Work to be completed |
Every record should be copied exactly, except that pictures are to be omitted.

Available data |
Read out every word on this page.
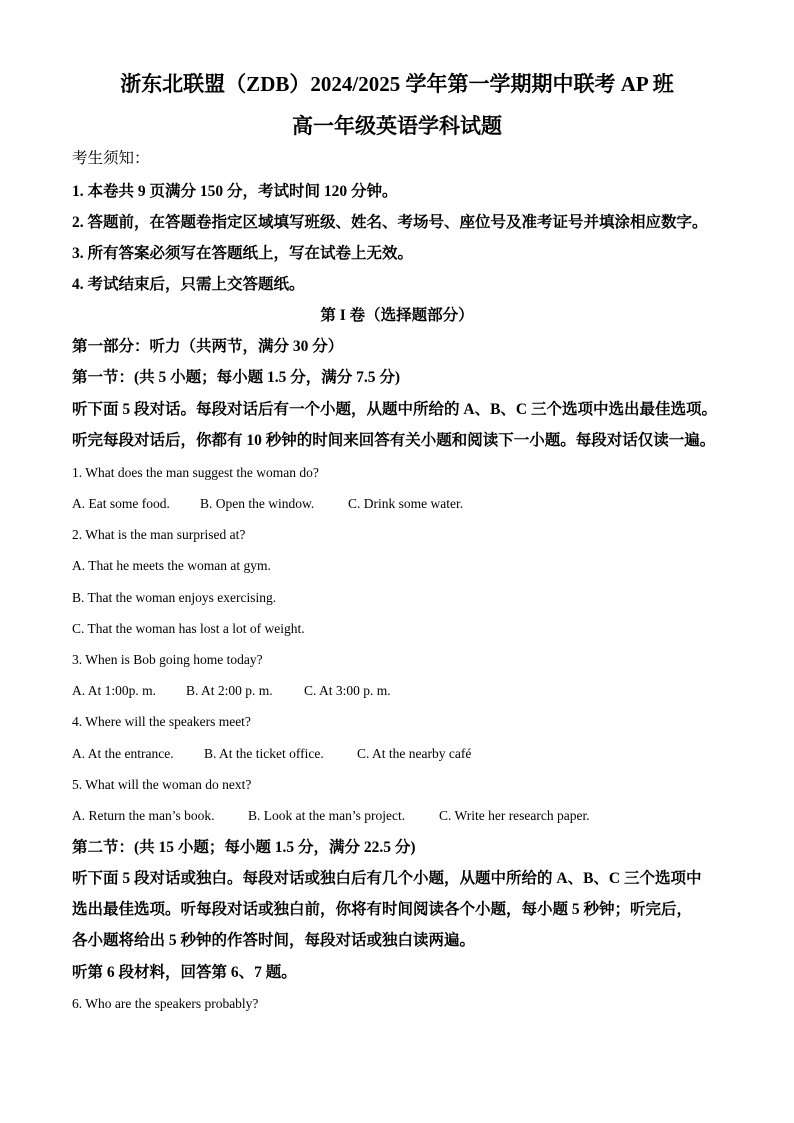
浙东北联盟（ZDB）2024/2025 学年第一学期期中联考 AP 班
高一年级英语学科试题
考生须知：
1. 本卷共 9 页满分 150 分，考试时间 120 分钟。
2. 答题前，在答题卷指定区域填写班级、姓名、考场号、座位号及准考证号并填涂相应数字。
3. 所有答案必须写在答题纸上，写在试卷上无效。
4. 考试结束后，只需上交答题纸。
第 I 卷（选择题部分）
第一部分：听力（共两节，满分 30 分）
第一节：(共 5 小题；每小题 1.5 分，满分 7.5 分)
听下面 5 段对话。每段对话后有一个小题，从题中所给的 A、B、C 三个选项中选出最佳选项。
听完每段对话后，你都有 10 秒钟的时间来回答有关小题和阅读下一小题。每段对话仅读一遍。
1. What does the man suggest the woman do?
A. Eat some food. B. Open the window.	C. Drink some water.
2. What is the man surprised at?
A. That he meets the woman at gym.
B. That the woman enjoys exercising.
C. That the woman has lost a lot of weight.
3. When is Bob going home today?
A. At 1:00p. m. B. At 2:00 p. m. C. At 3:00 p. m.
4. Where will the speakers meet?
A. At the entrance. B. At the ticket office. C. At the nearby café
5. What will the woman do next?
A. Return the man’s book. B. Look at the man’s project.	C. Write her research paper.
第二节：(共 15 小题；每小题 1.5 分，满分 22.5 分)
听下面 5 段对话或独白。每段对话或独白后有几个小题，从题中所给的 A、B、C 三个选项中
选出最佳选项。听每段对话或独白前，你将有时间阅读各个小题，每小题 5 秒钟；听完后，
各小题将给出 5 秒钟的作答时间，每段对话或独白读两遍。
听第 6 段材料，回答第 6、7 题。
6. Who are the speakers probably?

Answer to the problem |
Read out every word on this page.
浙东北联盟（ZDB）2024/2025 学年第一学期期中联考 AP 班
高一年级英语学科试题
考生须知：
1. 本卷共 9 页满分 150 分，考试时间 120 分钟。
2. 答题前，在答题卷指定区域填写班级、姓名、考场号、座位号及准考证号并填涂相应数字。
3. 所有答案必须写在答题纸上，写在试卷上无效。
4. 考试结束后，只需上交答题纸。
第 I 卷（选择题部分）
第一部分：听力（共两节，满分 30 分）
第一节：(共 5 小题；每小题 1.5 分，满分 7.5 分)
听下面 5 段对话。每段对话后有一个小题，从题中所给的 A、B、C 三个选项中选出最佳选项。
听完每段对话后，你都有 10 秒钟的时间来回答有关小题和阅读下一小题。每段对话仅读一遍。
1. What does the man suggest the woman do?
A. Eat some food. B. Open the window.	C. Drink some water.
2. What is the man surprised at?
A. That he meets the woman at gym.
B. That the woman enjoys exercising.
C. That the woman has lost a lot of weight.
3. When is Bob going home today?
A. At 1:00p. m. B. At 2:00 p. m. C. At 3:00 p. m.
4. Where will the speakers meet?
A. At the entrance. B. At the ticket office. C. At the nearby café
5. What will the woman do next?
A. Return the man’s book. B. Look at the man’s project.	C. Write her research paper.
第二节：(共 15 小题；每小题 1.5 分，满分 22.5 分)
听下面 5 段对话或独白。每段对话或独白后有几个小题，从题中所给的 A、B、C 三个选项中
选出最佳选项。听每段对话或独白前，你将有时间阅读各个小题，每小题 5 秒钟；听完后，
各小题将给出 5 秒钟的作答时间，每段对话或独白读两遍。
听第 6 段材料，回答第 6、7 题。
6. Who are the speakers probably?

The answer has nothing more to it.